--- begin ---

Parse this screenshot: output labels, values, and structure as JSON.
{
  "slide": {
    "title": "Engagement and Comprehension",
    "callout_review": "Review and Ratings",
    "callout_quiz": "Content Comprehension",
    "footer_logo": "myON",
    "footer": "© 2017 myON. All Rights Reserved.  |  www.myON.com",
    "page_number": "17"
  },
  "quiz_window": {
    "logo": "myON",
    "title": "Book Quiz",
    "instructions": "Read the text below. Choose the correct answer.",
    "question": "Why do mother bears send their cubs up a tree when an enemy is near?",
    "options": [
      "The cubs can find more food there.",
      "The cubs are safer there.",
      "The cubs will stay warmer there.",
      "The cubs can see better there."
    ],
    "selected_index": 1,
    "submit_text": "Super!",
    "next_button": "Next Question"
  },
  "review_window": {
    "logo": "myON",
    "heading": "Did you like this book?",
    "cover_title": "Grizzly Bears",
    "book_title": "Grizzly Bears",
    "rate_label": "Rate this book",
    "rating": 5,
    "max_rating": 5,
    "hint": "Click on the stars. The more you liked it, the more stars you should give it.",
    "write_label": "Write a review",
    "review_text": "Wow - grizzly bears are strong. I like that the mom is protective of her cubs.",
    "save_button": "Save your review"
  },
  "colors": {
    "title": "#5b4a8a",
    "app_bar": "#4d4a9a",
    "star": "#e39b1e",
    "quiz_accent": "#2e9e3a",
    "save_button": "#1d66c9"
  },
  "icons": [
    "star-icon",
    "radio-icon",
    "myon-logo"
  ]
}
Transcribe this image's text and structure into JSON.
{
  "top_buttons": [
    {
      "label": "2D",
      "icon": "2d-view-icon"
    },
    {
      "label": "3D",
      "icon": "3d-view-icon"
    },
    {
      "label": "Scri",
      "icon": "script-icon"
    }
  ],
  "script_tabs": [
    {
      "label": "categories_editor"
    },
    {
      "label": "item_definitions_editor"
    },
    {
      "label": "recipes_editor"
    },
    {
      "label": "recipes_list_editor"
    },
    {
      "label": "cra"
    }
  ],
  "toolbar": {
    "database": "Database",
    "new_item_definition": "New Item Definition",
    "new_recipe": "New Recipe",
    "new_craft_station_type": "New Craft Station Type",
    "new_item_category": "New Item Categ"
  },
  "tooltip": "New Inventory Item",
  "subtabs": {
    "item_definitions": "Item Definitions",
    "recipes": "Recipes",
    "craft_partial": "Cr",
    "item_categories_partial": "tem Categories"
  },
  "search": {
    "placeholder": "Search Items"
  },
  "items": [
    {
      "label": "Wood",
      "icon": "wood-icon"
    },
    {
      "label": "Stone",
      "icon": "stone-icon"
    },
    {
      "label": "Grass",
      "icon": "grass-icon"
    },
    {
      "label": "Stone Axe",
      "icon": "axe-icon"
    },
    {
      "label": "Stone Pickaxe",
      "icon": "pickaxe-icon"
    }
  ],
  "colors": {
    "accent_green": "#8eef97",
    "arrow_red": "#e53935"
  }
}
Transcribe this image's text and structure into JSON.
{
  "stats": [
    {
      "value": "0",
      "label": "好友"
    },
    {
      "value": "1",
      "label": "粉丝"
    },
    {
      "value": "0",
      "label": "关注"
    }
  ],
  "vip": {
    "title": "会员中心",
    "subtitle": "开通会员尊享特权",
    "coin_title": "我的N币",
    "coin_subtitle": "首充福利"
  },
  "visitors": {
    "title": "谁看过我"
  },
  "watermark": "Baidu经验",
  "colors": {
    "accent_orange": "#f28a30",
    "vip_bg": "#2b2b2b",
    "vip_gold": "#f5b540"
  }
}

--- end ---

Given request -
Reproduce the data in full, exactly as presented.

Correct response -
Parse this screenshot: output labels, values, and structure as JSON.
{
  "slide": {
    "title": "Engagement and Comprehension",
    "callout_review": "Review and Ratings",
    "callout_quiz": "Content Comprehension",
    "footer_logo": "myON",
    "footer": "© 2017 myON. All Rights Reserved.  |  www.myON.com",
    "page_number": "17"
  },
  "quiz_window": {
    "logo": "myON",
    "title": "Book Quiz",
    "instructions": "Read the text below. Choose the correct answer.",
    "question": "Why do mother bears send their cubs up a tree when an enemy is near?",
    "options": [
      "The cubs can find more food there.",
      "The cubs are safer there.",
      "The cubs will stay warmer there.",
      "The cubs can see better there."
    ],
    "selected_index": 1,
    "submit_text": "Super!",
    "next_button": "Next Question"
  },
  "review_window": {
    "logo": "myON",
    "heading": "Did you like this book?",
    "cover_title": "Grizzly Bears",
    "book_title": "Grizzly Bears",
    "rate_label": "Rate this book",
    "rating": 5,
    "max_rating": 5,
    "hint": "Click on the stars. The more you liked it, the more stars you should give it.",
    "write_label": "Write a review",
    "review_text": "Wow - grizzly bears are strong. I like that the mom is protective of her cubs.",
    "save_button": "Save your review"
  },
  "colors": {
    "title": "#5b4a8a",
    "app_bar": "#4d4a9a",
    "star": "#e39b1e",
    "quiz_accent": "#2e9e3a",
    "save_button": "#1d66c9"
  },
  "icons": [
    "star-icon",
    "radio-icon",
    "myon-logo"
  ]
}
Transcribe this image's text and structure into JSON.
{
  "top_buttons": [
    {
      "label": "2D",
      "icon": "2d-view-icon"
    },
    {
      "label": "3D",
      "icon": "3d-view-icon"
    },
    {
      "label": "Scri",
      "icon": "script-icon"
    }
  ],
  "script_tabs": [
    {
      "label": "categories_editor"
    },
    {
      "label": "item_definitions_editor"
    },
    {
      "label": "recipes_editor"
    },
    {
      "label": "recipes_list_editor"
    },
    {
      "label": "cra"
    }
  ],
  "toolbar": {
    "database": "Database",
    "new_item_definition": "New Item Definition",
    "new_recipe": "New Recipe",
    "new_craft_station_type": "New Craft Station Type",
    "new_item_category": "New Item Categ"
  },
  "tooltip": "New Inventory Item",
  "subtabs": {
    "item_definitions": "Item Definitions",
    "recipes": "Recipes",
    "craft_partial": "Cr",
    "item_categories_partial": "tem Categories"
  },
  "search": {
    "placeholder": "Search Items"
  },
  "items": [
    {
      "label": "Wood",
      "icon": "wood-icon"
    },
    {
      "label": "Stone",
      "icon": "stone-icon"
    },
    {
      "label": "Grass",
      "icon": "grass-icon"
    },
    {
      "label": "Stone Axe",
      "icon": "axe-icon"
    },
    {
      "label": "Stone Pickaxe",
      "icon": "pickaxe-icon"
    }
  ],
  "colors": {
    "accent_green": "#8eef97",
    "arrow_red": "#e53935"
  }
}
Transcribe this image's text and structure into JSON.
{
  "stats": [
    {
      "value": "0",
      "label": "好友"
    },
    {
      "value": "1",
      "label": "粉丝"
    },
    {
      "value": "0",
      "label": "关注"
    }
  ],
  "vip": {
    "title": "会员中心",
    "subtitle": "开通会员尊享特权",
    "coin_title": "我的N币",
    "coin_subtitle": "首充福利"
  },
  "visitors": {
    "title": "谁看过我"
  },
  "watermark": "Baidu经验",
  "colors": {
    "accent_orange": "#f28a30",
    "vip_bg": "#2b2b2b",
    "vip_gold": "#f5b540"
  }
}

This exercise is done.